* Problem to solve *
Review the material line by line. Identify and copy every line that contains the string "Елена".

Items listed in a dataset

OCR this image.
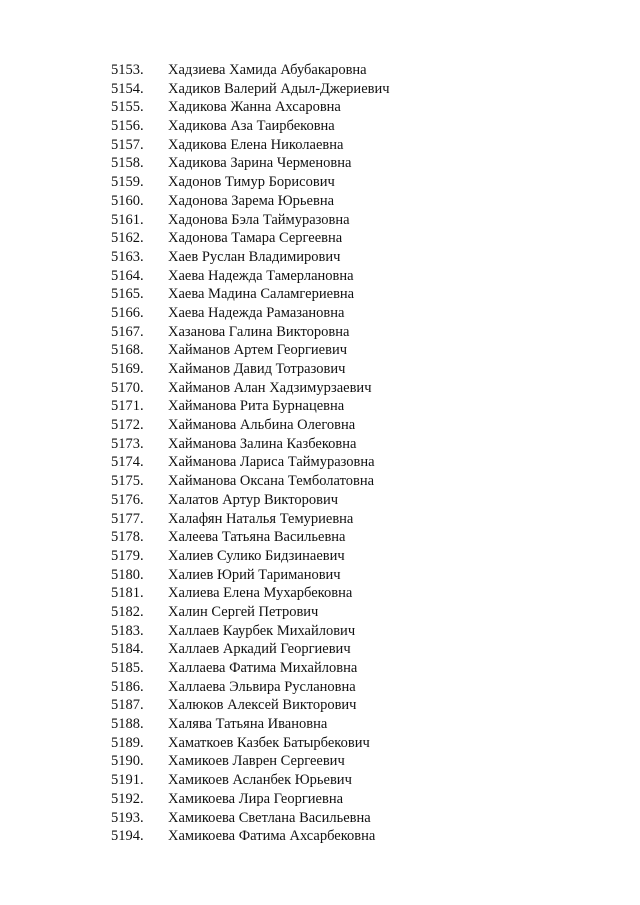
5153. Хадзиева Хамида Абубакаровна
5154. Хадиков Валерий Адыл-Джериевич
5155. Хадикова Жанна Ахсаровна
5156. Хадикова Аза Таирбековна
5157. Хадикова Елена Николаевна
5158. Хадикова Зарина Черменовна
5159. Хадонов Тимур Борисович
5160. Хадонова Зарема Юрьевна
5161. Хадонова Бэла Таймуразовна
5162. Хадонова Тамара Сергеевна
5163. Хаев Руслан Владимирович
5164. Хаева Надежда Тамерлановна
5165. Хаева Мадина Саламгериевна
5166. Хаева Надежда Рамазановна
5167. Хазанова Галина Викторовна
5168. Хайманов Артем Георгиевич
5169. Хайманов Давид Тотразович
5170. Хайманов Алан Хадзимурзаевич
5171. Хайманова Рита Бурнацевна
5172. Хайманова Альбина Олеговна
5173. Хайманова Залина Казбековна
5174. Хайманова Лариса Таймуразовна
5175. Хайманова Оксана Темболатовна
5176. Халатов Артур Викторович
5177. Халафян Наталья Темуриевна
5178. Халеева Татьяна Васильевна
5179. Халиев Сулико Бидзинаевич
5180. Халиев Юрий Тариманович
5181. Халиева Елена Мухарбековна
5182. Халин Сергей Петрович
5183. Халлаев Каурбек Михайлович
5184. Халлаев Аркадий Георгиевич
5185. Халлаева Фатима Михайловна
5186. Халлаева Эльвира Руслановна
5187. Халюков Алексей Викторович
5188. Халява Татьяна Ивановна
5189. Хаматкоев Казбек Батырбекович
5190. Хамикоев Лаврен Сергеевич
5191. Хамикоев Асланбек Юрьевич
5192. Хамикоева Лира Георгиевна
5193. Хамикоева Светлана Васильевна
5194. Хамикоева Фатима Ахсарбековна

* Exercise output *
5157. Хадикова Елена Николаевна
5181. Халиева Елена Мухарбековна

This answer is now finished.